OBJECTIVE
Your task is to extract every entry that follows word for word while excluding the pictures.

Records from a collection:
···
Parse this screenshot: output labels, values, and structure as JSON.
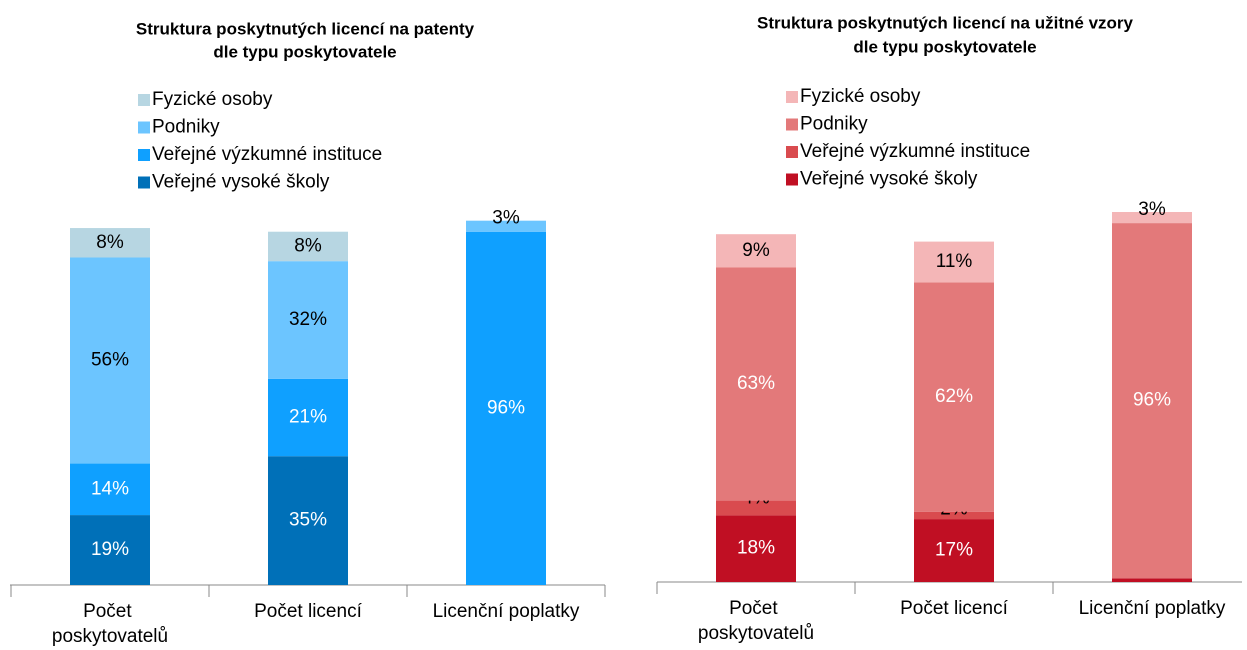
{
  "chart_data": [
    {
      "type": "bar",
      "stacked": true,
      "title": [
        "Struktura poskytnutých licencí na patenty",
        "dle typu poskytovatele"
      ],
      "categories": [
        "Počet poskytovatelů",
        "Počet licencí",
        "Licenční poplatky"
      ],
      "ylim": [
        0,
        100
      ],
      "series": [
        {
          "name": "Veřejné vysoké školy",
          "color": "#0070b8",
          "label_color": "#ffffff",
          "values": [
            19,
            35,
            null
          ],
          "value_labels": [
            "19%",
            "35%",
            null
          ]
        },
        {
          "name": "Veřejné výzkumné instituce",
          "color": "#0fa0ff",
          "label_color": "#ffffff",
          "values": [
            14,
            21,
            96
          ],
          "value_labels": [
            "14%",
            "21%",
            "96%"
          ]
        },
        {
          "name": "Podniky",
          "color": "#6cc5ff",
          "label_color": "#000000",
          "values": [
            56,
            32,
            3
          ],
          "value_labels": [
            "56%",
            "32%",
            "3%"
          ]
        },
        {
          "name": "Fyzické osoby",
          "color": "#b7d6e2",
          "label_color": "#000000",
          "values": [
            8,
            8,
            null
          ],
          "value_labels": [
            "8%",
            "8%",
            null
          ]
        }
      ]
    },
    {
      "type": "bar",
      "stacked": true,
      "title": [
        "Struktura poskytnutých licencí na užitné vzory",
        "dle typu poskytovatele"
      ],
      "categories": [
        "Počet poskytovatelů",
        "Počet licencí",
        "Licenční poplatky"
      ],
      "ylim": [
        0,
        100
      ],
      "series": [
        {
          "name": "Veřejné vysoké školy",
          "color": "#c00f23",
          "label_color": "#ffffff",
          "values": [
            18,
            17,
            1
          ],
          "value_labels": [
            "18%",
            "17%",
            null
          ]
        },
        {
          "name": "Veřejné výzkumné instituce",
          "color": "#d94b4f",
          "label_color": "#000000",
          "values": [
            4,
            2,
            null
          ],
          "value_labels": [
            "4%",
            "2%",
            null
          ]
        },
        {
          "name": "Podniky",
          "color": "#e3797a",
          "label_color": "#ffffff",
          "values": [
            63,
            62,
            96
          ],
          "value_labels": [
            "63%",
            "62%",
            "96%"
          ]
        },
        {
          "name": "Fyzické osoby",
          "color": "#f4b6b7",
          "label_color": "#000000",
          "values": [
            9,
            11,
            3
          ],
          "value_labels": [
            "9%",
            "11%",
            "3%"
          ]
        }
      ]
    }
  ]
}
···
OUTPUT
Parse this screenshot: output labels, values, and structure as JSON.
{
  "chart_data": [
    {
      "type": "bar",
      "stacked": true,
      "title": [
        "Struktura poskytnutých licencí na patenty",
        "dle typu poskytovatele"
      ],
      "categories": [
        "Počet poskytovatelů",
        "Počet licencí",
        "Licenční poplatky"
      ],
      "ylim": [
        0,
        100
      ],
      "series": [
        {
          "name": "Veřejné vysoké školy",
          "color": "#0070b8",
          "label_color": "#ffffff",
          "values": [
            19,
            35,
            null
          ],
          "value_labels": [
            "19%",
            "35%",
            null
          ]
        },
        {
          "name": "Veřejné výzkumné instituce",
          "color": "#0fa0ff",
          "label_color": "#ffffff",
          "values": [
            14,
            21,
            96
          ],
          "value_labels": [
            "14%",
            "21%",
            "96%"
          ]
        },
        {
          "name": "Podniky",
          "color": "#6cc5ff",
          "label_color": "#000000",
          "values": [
            56,
            32,
            3
          ],
          "value_labels": [
            "56%",
            "32%",
            "3%"
          ]
        },
        {
          "name": "Fyzické osoby",
          "color": "#b7d6e2",
          "label_color": "#000000",
          "values": [
            8,
            8,
            null
          ],
          "value_labels": [
            "8%",
            "8%",
            null
          ]
        }
      ]
    },
    {
      "type": "bar",
      "stacked": true,
      "title": [
        "Struktura poskytnutých licencí na užitné vzory",
        "dle typu poskytovatele"
      ],
      "categories": [
        "Počet poskytovatelů",
        "Počet licencí",
        "Licenční poplatky"
      ],
      "ylim": [
        0,
        100
      ],
      "series": [
        {
          "name": "Veřejné vysoké školy",
          "color": "#c00f23",
          "label_color": "#ffffff",
          "values": [
            18,
            17,
            1
          ],
          "value_labels": [
            "18%",
            "17%",
            null
          ]
        },
        {
          "name": "Veřejné výzkumné instituce",
          "color": "#d94b4f",
          "label_color": "#000000",
          "values": [
            4,
            2,
            null
          ],
          "value_labels": [
            "4%",
            "2%",
            null
          ]
        },
        {
          "name": "Podniky",
          "color": "#e3797a",
          "label_color": "#ffffff",
          "values": [
            63,
            62,
            96
          ],
          "value_labels": [
            "63%",
            "62%",
            "96%"
          ]
        },
        {
          "name": "Fyzické osoby",
          "color": "#f4b6b7",
          "label_color": "#000000",
          "values": [
            9,
            11,
            3
          ],
          "value_labels": [
            "9%",
            "11%",
            "3%"
          ]
        }
      ]
    }
  ]
}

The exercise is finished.